RECORDS FOR THIS EXERCISE
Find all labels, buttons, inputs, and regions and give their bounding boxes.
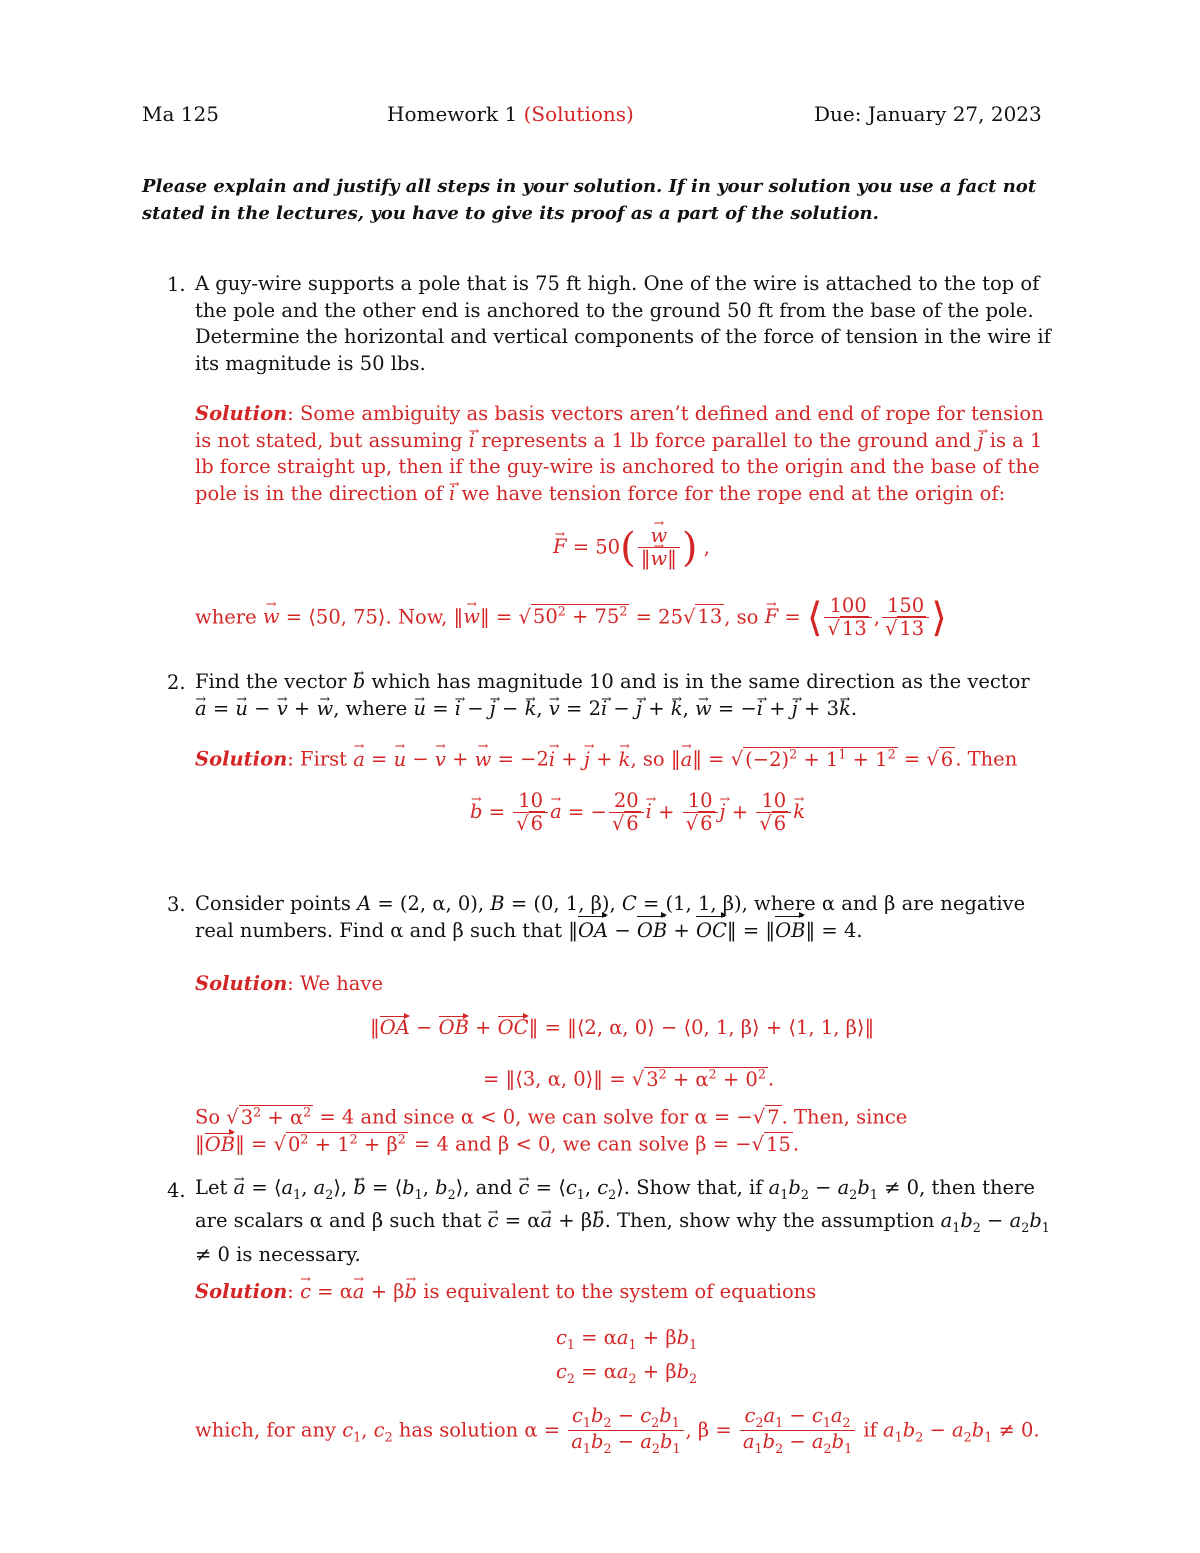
--
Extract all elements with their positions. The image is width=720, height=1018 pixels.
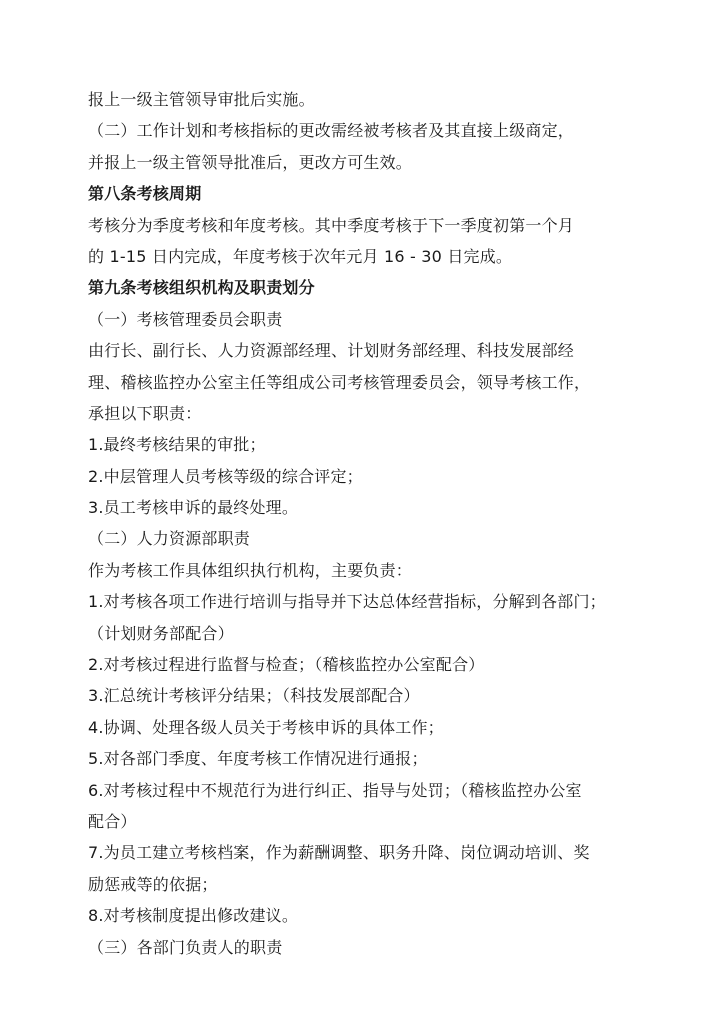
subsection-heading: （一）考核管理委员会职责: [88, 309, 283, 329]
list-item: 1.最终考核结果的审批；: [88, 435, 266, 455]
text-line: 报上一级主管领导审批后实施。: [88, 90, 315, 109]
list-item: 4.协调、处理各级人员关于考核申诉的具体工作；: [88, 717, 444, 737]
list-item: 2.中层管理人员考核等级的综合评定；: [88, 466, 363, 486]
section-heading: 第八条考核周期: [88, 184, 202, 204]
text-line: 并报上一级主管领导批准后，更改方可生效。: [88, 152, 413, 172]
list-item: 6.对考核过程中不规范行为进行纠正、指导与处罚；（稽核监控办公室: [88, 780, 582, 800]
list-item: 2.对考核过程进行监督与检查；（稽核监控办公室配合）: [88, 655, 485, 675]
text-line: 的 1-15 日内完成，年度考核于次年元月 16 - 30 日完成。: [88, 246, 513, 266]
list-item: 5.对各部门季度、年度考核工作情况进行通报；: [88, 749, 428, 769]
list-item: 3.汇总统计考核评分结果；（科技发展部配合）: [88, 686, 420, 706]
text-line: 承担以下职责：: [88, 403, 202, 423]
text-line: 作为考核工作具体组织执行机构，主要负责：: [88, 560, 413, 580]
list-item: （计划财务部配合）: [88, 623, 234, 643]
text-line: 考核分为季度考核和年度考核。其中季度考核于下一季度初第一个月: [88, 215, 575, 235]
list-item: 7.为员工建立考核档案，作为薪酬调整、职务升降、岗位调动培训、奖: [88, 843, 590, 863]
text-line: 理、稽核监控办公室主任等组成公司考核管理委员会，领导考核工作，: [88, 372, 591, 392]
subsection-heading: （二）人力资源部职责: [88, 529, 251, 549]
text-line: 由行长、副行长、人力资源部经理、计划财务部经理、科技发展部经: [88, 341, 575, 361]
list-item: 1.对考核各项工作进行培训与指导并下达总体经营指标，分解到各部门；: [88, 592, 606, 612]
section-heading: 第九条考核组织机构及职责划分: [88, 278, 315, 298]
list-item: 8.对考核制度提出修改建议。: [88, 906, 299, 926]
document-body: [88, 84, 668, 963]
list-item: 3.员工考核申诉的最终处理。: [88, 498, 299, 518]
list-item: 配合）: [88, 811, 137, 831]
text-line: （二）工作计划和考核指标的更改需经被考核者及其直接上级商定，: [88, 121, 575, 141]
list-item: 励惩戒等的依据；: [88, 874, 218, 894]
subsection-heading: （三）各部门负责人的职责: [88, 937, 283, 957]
==
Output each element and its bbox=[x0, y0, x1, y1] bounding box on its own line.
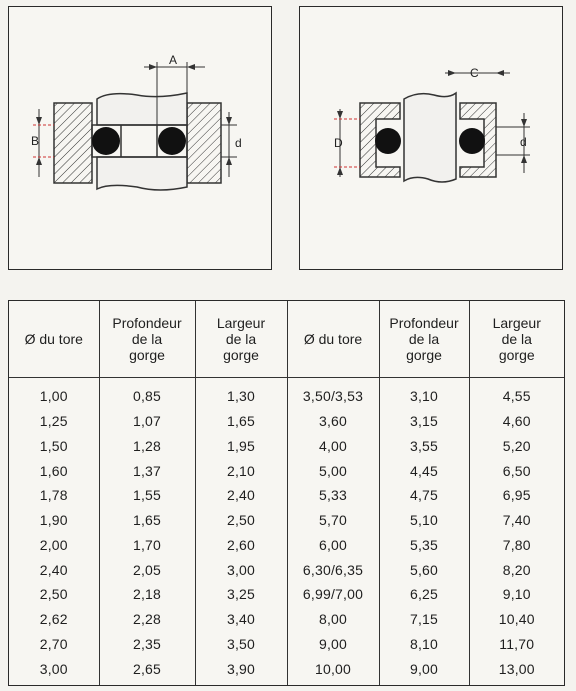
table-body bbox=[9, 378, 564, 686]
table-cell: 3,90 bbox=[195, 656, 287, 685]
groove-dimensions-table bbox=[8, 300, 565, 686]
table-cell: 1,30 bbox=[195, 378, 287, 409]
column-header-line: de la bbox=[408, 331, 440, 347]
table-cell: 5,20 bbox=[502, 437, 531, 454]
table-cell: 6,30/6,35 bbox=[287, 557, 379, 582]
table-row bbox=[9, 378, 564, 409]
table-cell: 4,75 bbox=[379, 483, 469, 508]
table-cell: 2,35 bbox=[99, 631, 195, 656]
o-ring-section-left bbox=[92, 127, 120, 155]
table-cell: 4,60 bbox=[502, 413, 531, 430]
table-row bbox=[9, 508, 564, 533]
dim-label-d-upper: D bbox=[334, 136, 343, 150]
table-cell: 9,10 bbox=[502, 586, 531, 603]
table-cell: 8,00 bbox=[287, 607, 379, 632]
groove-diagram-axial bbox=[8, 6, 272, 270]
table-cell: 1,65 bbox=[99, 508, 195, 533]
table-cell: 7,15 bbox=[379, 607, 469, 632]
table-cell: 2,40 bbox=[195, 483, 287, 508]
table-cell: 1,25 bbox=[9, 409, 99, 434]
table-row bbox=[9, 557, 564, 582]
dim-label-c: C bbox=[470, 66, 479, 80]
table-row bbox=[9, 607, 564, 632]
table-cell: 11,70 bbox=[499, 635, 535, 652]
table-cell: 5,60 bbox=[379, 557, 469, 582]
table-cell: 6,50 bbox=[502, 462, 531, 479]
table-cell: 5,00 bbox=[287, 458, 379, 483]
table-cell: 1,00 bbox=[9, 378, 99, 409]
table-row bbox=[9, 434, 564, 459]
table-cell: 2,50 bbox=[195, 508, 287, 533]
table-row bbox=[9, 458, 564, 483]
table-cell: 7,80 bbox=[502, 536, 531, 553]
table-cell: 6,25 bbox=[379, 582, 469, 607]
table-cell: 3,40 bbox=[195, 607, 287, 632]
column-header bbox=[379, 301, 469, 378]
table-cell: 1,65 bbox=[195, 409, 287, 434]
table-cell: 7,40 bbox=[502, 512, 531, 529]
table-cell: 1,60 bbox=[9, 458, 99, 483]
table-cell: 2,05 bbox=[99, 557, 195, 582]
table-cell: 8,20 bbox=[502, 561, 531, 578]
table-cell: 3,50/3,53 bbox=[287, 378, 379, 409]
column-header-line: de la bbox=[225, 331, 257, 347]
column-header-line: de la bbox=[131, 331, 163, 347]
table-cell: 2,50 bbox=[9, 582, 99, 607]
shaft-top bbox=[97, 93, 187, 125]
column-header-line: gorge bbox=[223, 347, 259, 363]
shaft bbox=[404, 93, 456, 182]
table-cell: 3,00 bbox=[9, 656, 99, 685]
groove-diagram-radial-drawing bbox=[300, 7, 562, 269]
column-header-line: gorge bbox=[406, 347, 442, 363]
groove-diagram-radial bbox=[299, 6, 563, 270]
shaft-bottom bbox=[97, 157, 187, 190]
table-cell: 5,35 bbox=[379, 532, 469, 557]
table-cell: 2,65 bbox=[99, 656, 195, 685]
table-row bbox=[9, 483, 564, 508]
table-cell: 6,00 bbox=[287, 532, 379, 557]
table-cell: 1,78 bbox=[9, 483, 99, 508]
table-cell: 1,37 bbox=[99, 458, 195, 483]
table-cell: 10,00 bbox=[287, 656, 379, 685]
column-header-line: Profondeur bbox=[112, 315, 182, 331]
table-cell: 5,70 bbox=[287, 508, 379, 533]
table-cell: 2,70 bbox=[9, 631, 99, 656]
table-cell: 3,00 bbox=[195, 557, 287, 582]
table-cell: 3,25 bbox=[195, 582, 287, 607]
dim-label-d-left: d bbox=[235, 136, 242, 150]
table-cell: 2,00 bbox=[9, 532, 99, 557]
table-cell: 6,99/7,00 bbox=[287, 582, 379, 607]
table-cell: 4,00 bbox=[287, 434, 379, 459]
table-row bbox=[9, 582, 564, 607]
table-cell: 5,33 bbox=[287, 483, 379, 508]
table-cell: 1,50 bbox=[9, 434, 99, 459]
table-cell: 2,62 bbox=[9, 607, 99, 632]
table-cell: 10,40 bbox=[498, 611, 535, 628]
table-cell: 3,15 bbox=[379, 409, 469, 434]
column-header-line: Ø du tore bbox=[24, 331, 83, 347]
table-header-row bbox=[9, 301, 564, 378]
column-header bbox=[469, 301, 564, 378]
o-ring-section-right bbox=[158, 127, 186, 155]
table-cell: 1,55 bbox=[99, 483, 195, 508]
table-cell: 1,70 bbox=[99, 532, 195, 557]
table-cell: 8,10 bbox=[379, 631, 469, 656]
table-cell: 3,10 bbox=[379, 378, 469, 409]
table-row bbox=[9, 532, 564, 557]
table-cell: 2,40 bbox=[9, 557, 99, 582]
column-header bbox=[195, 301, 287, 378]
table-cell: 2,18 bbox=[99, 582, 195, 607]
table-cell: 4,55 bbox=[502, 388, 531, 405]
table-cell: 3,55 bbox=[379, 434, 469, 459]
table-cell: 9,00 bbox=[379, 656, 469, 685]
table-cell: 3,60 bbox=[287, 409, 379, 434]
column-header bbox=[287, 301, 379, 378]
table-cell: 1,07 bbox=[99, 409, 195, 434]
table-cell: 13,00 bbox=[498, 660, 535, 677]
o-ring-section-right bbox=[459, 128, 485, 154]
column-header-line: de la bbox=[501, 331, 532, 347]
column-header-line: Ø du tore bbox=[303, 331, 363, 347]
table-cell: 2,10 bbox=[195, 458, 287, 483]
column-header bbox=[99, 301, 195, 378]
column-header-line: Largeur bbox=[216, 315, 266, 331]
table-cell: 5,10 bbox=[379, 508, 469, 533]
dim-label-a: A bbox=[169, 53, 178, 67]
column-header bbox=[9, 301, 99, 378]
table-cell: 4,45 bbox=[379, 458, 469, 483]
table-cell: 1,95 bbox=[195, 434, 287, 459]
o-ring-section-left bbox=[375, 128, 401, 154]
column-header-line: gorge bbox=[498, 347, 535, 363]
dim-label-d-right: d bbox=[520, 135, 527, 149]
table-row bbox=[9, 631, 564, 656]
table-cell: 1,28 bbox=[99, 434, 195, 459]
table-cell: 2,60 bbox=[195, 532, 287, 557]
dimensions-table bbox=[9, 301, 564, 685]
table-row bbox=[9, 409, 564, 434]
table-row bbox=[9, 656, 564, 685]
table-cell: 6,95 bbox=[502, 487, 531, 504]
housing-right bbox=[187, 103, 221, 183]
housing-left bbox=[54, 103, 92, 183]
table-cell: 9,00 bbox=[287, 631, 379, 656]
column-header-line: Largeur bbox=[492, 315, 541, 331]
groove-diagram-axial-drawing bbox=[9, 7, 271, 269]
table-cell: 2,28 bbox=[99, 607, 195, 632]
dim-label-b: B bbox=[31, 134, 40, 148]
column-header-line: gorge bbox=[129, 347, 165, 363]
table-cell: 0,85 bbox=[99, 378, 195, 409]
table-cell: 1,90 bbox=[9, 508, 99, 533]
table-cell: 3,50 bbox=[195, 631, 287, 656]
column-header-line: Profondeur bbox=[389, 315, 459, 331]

WORK REQUIRED
Lay out the lines starting at the one containing "Output each element" and ending at the one containing "table-cell: 1,30 bbox=[195, 378, 287, 409]" as a two-column CSV with headers instruction and response: one row per instruction, giving its text and the lines that answer it, each in a single quoted field with line breaks replaced by spaces. Leave the picture out.

TASK RESPONSE
instruction,response
"Output each element and its bbox=[x0, y0, x1, y1] bounding box on its own line.","table-body bbox=[9, 378, 564, 686] table-cell: 3,90 bbox=[195, 656, 287, 685] groove-dimensions-table bbox=[8, 300, 565, 686] table-cell: 1,30 bbox=[195, 378, 287, 409]"